:: Work instructions ::
Count the lines below that contain the word "Severe". Give only the number.

* Start Data extract *

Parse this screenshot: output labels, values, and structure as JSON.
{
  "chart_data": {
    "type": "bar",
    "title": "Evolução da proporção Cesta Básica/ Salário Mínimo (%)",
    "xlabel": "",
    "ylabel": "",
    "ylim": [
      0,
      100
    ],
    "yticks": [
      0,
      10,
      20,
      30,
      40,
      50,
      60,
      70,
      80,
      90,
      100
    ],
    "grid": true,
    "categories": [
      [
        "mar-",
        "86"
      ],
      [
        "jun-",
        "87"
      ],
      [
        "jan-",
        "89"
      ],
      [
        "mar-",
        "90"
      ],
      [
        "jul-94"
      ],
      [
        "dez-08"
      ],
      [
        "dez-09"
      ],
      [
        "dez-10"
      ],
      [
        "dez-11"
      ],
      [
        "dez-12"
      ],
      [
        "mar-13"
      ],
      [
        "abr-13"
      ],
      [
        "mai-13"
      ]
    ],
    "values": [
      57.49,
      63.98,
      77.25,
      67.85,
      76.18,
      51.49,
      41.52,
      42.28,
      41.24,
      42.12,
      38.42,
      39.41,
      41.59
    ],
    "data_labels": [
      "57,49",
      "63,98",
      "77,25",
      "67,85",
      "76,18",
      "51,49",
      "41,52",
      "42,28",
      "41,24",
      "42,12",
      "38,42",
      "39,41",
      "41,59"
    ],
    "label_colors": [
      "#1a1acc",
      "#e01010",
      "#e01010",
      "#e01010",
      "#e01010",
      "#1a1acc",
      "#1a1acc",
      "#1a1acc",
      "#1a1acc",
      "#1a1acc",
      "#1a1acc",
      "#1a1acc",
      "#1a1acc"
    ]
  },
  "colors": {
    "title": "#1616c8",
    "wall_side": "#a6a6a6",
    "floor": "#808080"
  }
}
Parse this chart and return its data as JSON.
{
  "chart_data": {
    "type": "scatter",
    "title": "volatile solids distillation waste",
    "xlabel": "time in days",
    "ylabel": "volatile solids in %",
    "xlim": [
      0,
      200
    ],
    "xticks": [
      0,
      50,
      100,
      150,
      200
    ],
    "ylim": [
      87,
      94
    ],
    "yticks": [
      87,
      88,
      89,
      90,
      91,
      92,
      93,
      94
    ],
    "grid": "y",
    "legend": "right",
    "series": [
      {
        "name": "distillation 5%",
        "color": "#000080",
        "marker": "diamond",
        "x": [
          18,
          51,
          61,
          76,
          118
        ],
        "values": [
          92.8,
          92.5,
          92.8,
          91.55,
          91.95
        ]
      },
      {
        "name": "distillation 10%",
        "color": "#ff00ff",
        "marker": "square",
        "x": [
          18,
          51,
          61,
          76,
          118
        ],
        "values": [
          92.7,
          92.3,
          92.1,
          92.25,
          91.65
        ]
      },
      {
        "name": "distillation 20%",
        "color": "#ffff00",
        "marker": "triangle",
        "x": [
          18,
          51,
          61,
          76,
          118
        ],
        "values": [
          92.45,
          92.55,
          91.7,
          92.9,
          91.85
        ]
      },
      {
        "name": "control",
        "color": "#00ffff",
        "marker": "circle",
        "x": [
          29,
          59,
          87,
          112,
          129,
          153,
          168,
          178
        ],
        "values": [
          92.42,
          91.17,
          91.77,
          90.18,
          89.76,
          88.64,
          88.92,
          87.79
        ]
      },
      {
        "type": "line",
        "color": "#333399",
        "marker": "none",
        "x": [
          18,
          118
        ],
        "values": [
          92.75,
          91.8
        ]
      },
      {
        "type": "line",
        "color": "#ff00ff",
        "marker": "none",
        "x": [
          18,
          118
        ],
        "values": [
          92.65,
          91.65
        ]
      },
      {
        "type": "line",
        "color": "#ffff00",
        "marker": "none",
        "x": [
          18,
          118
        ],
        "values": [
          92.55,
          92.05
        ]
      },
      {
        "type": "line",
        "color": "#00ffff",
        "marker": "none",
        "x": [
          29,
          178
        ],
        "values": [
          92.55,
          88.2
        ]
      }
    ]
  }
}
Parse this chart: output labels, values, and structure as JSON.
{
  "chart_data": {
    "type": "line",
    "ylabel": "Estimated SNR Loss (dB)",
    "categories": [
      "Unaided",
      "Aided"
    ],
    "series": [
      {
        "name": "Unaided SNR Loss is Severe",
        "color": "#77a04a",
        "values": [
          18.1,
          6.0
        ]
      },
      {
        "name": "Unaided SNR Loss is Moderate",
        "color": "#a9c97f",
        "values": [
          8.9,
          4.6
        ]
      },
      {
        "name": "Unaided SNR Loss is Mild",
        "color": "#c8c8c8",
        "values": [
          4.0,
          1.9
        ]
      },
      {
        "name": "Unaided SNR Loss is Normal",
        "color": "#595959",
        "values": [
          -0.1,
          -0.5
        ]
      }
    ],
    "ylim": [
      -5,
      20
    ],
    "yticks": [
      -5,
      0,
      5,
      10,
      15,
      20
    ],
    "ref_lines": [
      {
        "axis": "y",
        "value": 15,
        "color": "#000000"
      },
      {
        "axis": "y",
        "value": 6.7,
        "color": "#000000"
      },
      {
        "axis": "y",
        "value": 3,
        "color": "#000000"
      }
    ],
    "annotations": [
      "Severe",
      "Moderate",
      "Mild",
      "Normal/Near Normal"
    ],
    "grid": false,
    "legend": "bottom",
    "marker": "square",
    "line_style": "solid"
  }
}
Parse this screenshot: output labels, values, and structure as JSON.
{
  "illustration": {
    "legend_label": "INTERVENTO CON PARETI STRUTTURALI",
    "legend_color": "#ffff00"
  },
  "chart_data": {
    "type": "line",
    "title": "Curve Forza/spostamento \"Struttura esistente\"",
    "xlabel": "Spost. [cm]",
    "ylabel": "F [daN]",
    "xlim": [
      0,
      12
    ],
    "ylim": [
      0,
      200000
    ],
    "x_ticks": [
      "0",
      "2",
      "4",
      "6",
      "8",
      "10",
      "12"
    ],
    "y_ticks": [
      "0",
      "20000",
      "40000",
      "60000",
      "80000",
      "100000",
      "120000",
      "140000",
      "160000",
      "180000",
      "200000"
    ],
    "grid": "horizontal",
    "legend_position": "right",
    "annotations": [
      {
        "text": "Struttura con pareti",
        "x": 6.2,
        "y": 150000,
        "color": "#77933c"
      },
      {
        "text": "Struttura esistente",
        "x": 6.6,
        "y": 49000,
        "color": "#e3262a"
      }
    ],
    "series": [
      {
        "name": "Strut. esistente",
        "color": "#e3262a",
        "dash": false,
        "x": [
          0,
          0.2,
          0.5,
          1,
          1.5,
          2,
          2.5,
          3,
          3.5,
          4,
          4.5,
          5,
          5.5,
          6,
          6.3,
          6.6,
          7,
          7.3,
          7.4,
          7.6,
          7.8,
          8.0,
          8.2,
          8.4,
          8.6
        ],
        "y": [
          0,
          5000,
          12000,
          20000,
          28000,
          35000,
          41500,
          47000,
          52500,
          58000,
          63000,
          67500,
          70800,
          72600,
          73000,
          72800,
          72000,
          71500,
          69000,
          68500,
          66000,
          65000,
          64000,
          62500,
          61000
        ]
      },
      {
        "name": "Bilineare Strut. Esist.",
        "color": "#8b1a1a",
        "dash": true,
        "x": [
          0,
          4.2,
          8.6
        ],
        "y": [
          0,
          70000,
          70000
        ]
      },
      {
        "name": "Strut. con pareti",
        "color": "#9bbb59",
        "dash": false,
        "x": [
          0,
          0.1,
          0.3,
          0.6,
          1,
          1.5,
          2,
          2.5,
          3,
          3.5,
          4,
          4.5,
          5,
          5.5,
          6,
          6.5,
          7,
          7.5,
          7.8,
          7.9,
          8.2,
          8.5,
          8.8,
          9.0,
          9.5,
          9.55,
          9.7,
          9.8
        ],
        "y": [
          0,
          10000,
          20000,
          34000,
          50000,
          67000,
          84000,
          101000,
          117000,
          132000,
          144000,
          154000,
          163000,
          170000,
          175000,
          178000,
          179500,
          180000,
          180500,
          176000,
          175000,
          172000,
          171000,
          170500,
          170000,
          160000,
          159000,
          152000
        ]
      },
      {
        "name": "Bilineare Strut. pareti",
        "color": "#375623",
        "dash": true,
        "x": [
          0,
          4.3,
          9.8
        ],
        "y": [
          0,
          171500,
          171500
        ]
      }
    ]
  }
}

* End Data extract *

:: Exercise output ::
2